* Begin Listed entries *
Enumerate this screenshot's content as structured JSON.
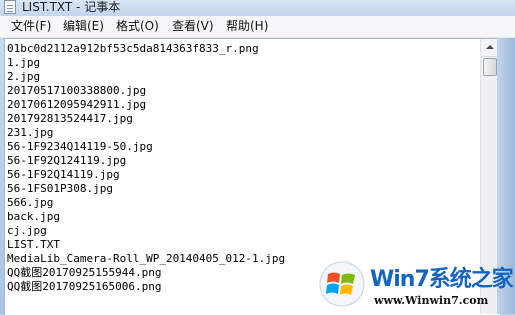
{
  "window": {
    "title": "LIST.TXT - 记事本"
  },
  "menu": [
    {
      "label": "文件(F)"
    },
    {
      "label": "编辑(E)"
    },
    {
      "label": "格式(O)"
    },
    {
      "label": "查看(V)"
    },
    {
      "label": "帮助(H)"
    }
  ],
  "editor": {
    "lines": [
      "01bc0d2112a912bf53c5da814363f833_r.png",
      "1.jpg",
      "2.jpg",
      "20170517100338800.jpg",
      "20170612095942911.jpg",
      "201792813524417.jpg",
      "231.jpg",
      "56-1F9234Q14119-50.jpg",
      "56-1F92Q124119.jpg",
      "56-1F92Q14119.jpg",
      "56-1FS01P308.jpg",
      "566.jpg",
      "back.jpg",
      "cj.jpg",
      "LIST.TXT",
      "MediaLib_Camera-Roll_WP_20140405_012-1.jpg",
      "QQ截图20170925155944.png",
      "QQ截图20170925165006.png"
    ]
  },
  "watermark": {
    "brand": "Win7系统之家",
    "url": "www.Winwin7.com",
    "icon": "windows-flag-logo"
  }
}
* End Listed entries *
What the task asks ▸
Using the records above, copy every line that has the word "label" in it.

Solved exercise ▸
      "label": "文件(F)"
      "label": "编辑(E)"
      "label": "格式(O)"
      "label": "查看(V)"
      "label": "帮助(H)"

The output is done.